◆ What you will do ◆
Take the records below and extract, word for word, the lines from the one containing "Extract the structured" through the final line, inclusive. Omit pictures.
— start of Source records —
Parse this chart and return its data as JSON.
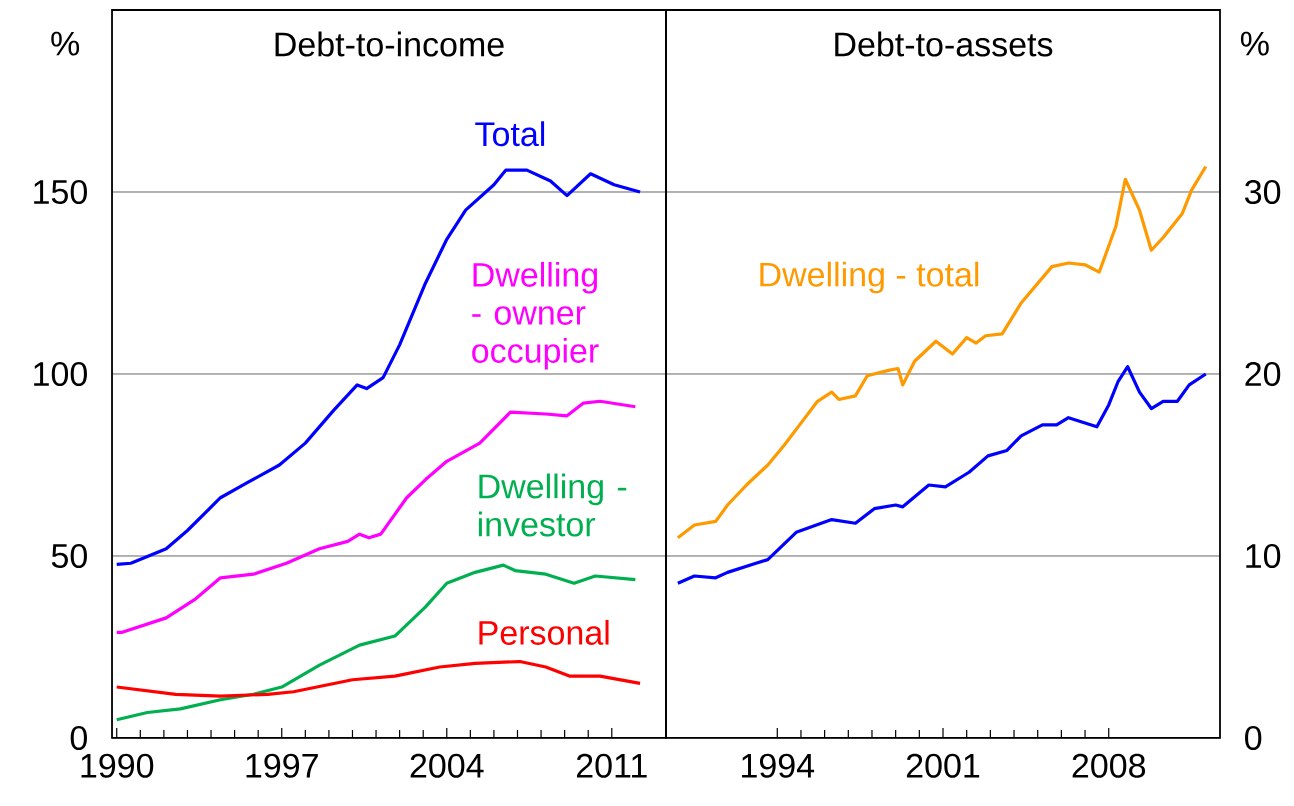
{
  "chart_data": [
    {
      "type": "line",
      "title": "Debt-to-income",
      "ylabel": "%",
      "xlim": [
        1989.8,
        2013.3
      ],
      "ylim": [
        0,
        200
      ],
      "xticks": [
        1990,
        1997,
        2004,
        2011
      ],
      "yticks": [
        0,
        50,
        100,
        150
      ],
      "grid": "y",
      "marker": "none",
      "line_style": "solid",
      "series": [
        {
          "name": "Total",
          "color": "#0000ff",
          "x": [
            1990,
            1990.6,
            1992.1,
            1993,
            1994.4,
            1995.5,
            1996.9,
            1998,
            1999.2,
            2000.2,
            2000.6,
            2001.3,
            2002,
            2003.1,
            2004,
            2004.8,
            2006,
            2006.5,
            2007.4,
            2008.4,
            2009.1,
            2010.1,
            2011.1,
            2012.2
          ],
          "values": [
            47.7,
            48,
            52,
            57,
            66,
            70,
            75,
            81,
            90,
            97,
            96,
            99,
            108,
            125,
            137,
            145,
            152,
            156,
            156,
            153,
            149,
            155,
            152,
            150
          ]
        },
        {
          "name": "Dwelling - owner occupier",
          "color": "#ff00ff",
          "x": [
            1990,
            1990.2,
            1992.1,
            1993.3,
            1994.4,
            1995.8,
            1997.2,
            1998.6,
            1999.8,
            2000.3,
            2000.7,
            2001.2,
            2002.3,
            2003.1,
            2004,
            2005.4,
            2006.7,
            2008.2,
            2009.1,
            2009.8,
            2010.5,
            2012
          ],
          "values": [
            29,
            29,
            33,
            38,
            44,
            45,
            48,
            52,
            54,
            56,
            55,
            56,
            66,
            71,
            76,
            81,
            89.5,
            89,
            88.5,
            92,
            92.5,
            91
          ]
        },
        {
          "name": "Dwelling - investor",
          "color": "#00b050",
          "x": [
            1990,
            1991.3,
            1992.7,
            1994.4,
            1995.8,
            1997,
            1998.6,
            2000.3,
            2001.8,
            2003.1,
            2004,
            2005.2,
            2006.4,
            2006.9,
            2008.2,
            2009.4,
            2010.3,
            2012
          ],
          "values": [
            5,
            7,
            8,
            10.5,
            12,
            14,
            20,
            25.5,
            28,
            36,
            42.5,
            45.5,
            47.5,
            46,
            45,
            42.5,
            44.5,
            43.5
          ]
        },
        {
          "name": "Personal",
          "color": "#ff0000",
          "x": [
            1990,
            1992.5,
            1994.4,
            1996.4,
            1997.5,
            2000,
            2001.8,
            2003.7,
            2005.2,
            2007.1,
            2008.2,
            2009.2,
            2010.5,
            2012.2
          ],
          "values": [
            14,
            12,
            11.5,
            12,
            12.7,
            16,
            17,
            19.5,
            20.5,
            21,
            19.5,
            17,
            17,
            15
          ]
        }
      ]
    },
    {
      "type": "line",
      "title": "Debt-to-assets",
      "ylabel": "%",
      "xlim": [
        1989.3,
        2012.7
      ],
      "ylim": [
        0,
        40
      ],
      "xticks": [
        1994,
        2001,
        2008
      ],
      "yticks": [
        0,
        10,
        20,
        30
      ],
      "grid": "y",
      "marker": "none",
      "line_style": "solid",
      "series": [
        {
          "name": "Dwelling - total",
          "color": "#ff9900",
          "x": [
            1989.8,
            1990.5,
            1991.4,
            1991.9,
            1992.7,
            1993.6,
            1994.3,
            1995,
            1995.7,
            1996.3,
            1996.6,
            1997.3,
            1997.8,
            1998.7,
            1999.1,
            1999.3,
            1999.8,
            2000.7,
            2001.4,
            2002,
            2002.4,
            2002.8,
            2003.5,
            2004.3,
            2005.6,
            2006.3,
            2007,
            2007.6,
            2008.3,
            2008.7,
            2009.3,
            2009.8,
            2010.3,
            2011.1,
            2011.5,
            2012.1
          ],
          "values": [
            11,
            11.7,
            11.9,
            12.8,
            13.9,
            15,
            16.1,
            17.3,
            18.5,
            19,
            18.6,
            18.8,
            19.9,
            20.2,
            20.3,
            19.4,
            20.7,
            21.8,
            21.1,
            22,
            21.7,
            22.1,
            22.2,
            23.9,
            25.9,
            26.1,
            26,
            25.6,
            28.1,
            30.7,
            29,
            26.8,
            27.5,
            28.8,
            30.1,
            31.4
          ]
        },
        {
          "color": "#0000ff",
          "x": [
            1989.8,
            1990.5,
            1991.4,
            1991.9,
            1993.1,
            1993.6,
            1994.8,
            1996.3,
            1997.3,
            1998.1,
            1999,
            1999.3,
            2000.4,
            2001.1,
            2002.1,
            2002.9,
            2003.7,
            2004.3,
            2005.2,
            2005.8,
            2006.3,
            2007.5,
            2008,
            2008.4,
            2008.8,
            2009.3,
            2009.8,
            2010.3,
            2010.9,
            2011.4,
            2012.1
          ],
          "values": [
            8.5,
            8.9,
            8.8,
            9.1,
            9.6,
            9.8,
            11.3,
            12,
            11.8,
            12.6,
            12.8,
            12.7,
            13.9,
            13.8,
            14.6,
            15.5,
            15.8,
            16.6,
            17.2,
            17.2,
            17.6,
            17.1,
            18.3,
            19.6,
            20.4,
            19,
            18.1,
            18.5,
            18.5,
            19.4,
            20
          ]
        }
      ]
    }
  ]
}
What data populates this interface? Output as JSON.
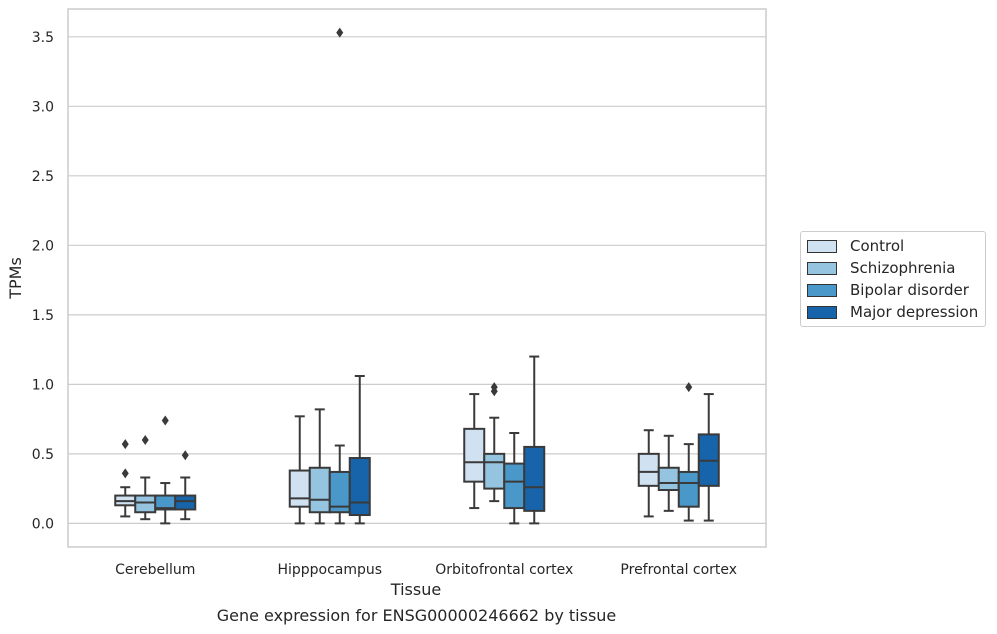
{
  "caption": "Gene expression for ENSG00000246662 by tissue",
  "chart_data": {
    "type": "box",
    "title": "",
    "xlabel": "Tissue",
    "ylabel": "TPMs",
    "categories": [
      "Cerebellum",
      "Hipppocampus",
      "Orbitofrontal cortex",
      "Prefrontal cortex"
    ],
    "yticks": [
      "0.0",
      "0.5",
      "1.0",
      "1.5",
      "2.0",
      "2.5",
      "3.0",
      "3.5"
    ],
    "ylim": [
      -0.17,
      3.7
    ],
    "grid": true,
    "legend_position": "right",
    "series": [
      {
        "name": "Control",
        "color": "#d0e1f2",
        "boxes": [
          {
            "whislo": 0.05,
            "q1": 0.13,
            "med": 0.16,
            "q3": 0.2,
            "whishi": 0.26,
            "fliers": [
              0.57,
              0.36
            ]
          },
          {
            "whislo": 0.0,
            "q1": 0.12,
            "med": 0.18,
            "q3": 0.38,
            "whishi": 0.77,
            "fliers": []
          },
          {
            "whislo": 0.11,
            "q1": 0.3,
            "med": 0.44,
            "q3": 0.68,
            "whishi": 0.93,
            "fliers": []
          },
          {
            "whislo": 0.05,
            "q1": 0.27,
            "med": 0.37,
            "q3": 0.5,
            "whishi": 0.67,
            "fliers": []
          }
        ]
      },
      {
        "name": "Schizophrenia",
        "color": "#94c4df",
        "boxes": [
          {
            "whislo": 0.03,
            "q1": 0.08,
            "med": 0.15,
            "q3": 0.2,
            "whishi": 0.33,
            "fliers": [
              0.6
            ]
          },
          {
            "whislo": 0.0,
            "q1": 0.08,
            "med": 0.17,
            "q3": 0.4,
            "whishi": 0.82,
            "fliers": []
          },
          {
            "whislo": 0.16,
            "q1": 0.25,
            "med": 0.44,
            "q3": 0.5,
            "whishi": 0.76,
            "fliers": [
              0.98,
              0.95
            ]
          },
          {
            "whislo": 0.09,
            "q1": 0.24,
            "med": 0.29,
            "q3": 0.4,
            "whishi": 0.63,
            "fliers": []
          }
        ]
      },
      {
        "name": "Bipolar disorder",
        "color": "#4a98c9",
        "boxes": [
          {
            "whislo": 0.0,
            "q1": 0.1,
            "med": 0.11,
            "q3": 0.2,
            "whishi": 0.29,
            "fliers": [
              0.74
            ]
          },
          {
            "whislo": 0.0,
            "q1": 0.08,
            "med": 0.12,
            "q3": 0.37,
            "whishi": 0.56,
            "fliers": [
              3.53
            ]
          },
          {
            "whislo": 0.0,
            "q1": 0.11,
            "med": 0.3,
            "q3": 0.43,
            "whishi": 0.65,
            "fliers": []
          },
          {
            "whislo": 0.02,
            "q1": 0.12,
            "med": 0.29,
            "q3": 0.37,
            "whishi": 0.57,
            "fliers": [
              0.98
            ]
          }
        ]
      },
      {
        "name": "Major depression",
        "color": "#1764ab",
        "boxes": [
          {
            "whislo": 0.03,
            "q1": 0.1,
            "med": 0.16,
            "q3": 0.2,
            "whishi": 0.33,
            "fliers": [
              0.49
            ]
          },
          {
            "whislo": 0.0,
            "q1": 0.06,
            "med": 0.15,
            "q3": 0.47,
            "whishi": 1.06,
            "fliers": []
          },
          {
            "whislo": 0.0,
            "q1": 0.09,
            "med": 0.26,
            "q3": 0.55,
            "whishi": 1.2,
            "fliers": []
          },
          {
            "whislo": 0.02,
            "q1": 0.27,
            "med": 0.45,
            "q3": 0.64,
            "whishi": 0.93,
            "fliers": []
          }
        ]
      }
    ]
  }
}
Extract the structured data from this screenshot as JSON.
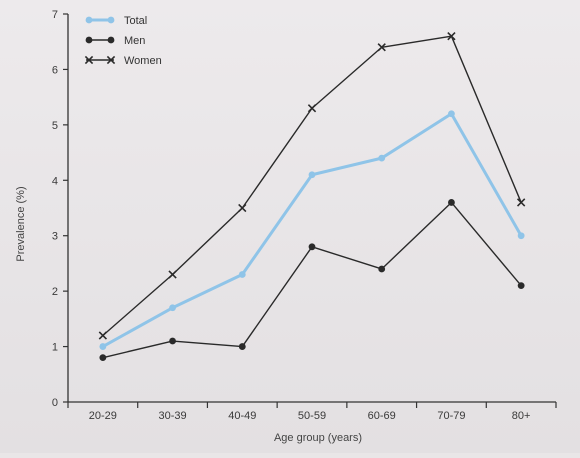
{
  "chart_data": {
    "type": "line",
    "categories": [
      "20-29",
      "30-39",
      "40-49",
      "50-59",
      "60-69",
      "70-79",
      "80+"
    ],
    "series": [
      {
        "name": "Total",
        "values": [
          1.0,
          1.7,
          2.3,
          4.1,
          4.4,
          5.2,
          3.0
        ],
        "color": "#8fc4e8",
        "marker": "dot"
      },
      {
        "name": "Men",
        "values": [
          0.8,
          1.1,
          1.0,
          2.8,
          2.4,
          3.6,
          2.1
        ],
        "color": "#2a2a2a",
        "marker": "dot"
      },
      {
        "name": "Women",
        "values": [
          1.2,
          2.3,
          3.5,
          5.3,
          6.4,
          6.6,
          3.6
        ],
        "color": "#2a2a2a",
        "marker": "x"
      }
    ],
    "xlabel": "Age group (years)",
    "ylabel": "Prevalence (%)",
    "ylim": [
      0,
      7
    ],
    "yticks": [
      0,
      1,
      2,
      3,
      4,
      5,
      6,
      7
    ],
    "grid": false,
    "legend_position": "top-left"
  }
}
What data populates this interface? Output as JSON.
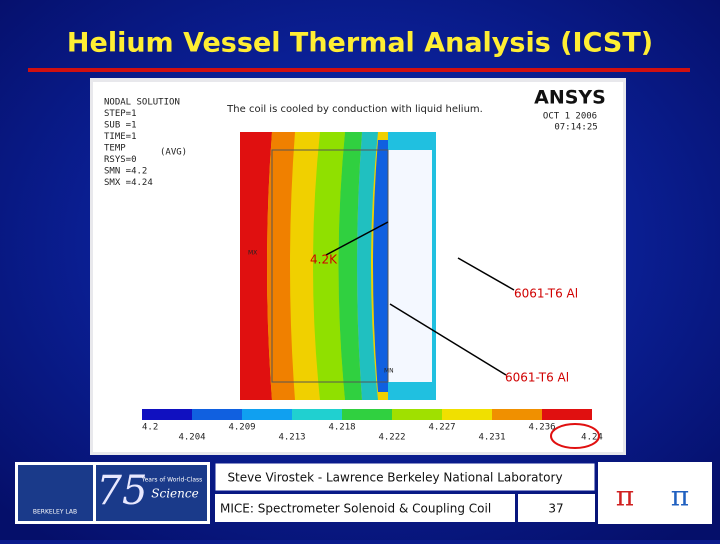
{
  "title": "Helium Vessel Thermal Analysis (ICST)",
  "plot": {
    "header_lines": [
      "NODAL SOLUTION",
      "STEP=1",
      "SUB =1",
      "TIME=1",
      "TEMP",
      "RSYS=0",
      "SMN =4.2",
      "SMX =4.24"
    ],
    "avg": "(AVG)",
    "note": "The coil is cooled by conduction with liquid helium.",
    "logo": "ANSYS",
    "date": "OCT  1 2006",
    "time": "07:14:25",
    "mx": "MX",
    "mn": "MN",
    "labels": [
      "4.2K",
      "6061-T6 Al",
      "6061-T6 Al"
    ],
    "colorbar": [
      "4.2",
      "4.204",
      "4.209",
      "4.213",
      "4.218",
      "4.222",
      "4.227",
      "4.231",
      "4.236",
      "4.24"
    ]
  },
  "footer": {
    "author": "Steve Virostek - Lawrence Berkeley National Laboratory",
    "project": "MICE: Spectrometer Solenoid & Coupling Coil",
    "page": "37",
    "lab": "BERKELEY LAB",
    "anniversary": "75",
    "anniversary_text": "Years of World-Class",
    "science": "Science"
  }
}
— end of Source records —
◆ Finished task ◆
Extract the structured data from this screenshot as JSON.
{
  "chart_data": {
    "type": "line",
    "categories": [
      "20-29",
      "30-39",
      "40-49",
      "50-59",
      "60-69",
      "70-79",
      "80+"
    ],
    "series": [
      {
        "name": "Total",
        "values": [
          1.0,
          1.7,
          2.3,
          4.1,
          4.4,
          5.2,
          3.0
        ],
        "color": "#8fc4e8",
        "marker": "dot"
      },
      {
        "name": "Men",
        "values": [
          0.8,
          1.1,
          1.0,
          2.8,
          2.4,
          3.6,
          2.1
        ],
        "color": "#2a2a2a",
        "marker": "dot"
      },
      {
        "name": "Women",
        "values": [
          1.2,
          2.3,
          3.5,
          5.3,
          6.4,
          6.6,
          3.6
        ],
        "color": "#2a2a2a",
        "marker": "x"
      }
    ],
    "xlabel": "Age group (years)",
    "ylabel": "Prevalence (%)",
    "ylim": [
      0,
      7
    ],
    "yticks": [
      0,
      1,
      2,
      3,
      4,
      5,
      6,
      7
    ],
    "grid": false,
    "legend_position": "top-left"
  }
}
What data populates this interface? Output as JSON.
{
  "title": "Helium Vessel Thermal Analysis (ICST)",
  "plot": {
    "header_lines": [
      "NODAL SOLUTION",
      "STEP=1",
      "SUB =1",
      "TIME=1",
      "TEMP",
      "RSYS=0",
      "SMN =4.2",
      "SMX =4.24"
    ],
    "avg": "(AVG)",
    "note": "The coil is cooled by conduction with liquid helium.",
    "logo": "ANSYS",
    "date": "OCT  1 2006",
    "time": "07:14:25",
    "mx": "MX",
    "mn": "MN",
    "labels": [
      "4.2K",
      "6061-T6 Al",
      "6061-T6 Al"
    ],
    "colorbar": [
      "4.2",
      "4.204",
      "4.209",
      "4.213",
      "4.218",
      "4.222",
      "4.227",
      "4.231",
      "4.236",
      "4.24"
    ]
  },
  "footer": {
    "author": "Steve Virostek - Lawrence Berkeley National Laboratory",
    "project": "MICE: Spectrometer Solenoid & Coupling Coil",
    "page": "37",
    "lab": "BERKELEY LAB",
    "anniversary": "75",
    "anniversary_text": "Years of World-Class",
    "science": "Science"
  }
}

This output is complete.